§ **THE TASK**
Write out the entries verbatim and leave the images out of the copy.
====
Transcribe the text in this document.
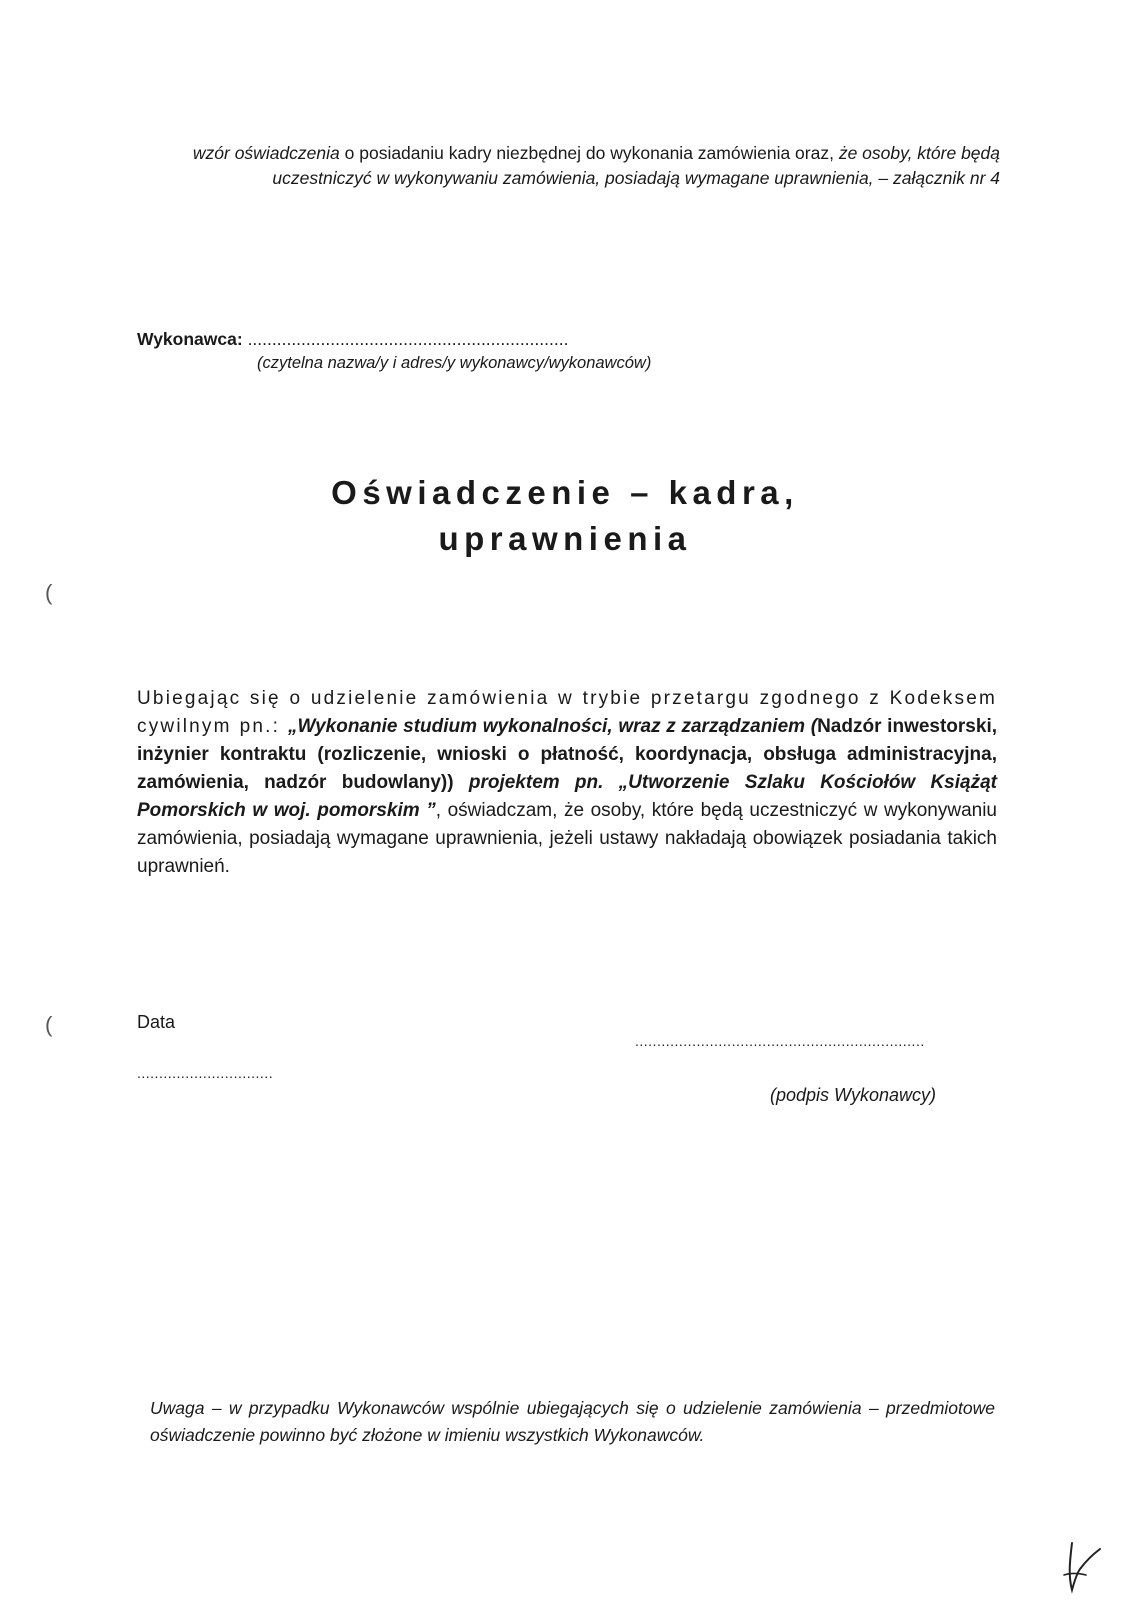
wzór oświadczenia o posiadaniu kadry niezbędnej do wykonania zamówienia oraz, że osoby, które będą uczestniczyć w wykonywaniu zamówienia, posiadają wymagane uprawnienia, – załącznik nr 4
Wykonawca: ..................................................................
(czytelna nazwa/y i adres/y wykonawcy/wykonawców)
Oświadczenie – kadra,
uprawnienia
Ubiegając się o udzielenie zamówienia w trybie przetargu zgodnego z Kodeksem cywilnym pn.: „Wykonanie studium wykonalności, wraz z zarządzaniem (Nadzór inwestorski, inżynier kontraktu (rozliczenie, wnioski o płatność, koordynacja, obsługa administracyjna, zamówienia, nadzór budowlany)) projektem pn. „Utworzenie Szlaku Kościołów Książąt Pomorskich w woj. pomorskim ”, oświadczam, że osoby, które będą uczestniczyć w wykonywaniu zamówienia, posiadają wymagane uprawnienia, jeżeli ustawy nakładają obowiązek posiadania takich uprawnień.
Data
...............................
..................................................................
(podpis Wykonawcy)
Uwaga – w przypadku Wykonawców wspólnie ubiegających się o udzielenie zamówienia – przedmiotowe oświadczenie powinno być złożone w imieniu wszystkich Wykonawców.
(
(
====
§ **SOLVED EXERCISE**
Transcribe the text in this document.
wzór oświadczenia o posiadaniu kadry niezbędnej do wykonania zamówienia oraz, że osoby, które będą uczestniczyć w wykonywaniu zamówienia, posiadają wymagane uprawnienia, – załącznik nr 4
Wykonawca: ..................................................................
(czytelna nazwa/y i adres/y wykonawcy/wykonawców)
Oświadczenie – kadra,
uprawnienia
Ubiegając się o udzielenie zamówienia w trybie przetargu zgodnego z Kodeksem cywilnym pn.: „Wykonanie studium wykonalności, wraz z zarządzaniem (Nadzór inwestorski, inżynier kontraktu (rozliczenie, wnioski o płatność, koordynacja, obsługa administracyjna, zamówienia, nadzór budowlany)) projektem pn. „Utworzenie Szlaku Kościołów Książąt Pomorskich w woj. pomorskim ”, oświadczam, że osoby, które będą uczestniczyć w wykonywaniu zamówienia, posiadają wymagane uprawnienia, jeżeli ustawy nakładają obowiązek posiadania takich uprawnień.
Data
...............................
..................................................................
(podpis Wykonawcy)
Uwaga – w przypadku Wykonawców wspólnie ubiegających się o udzielenie zamówienia – przedmiotowe oświadczenie powinno być złożone w imieniu wszystkich Wykonawców.
(
(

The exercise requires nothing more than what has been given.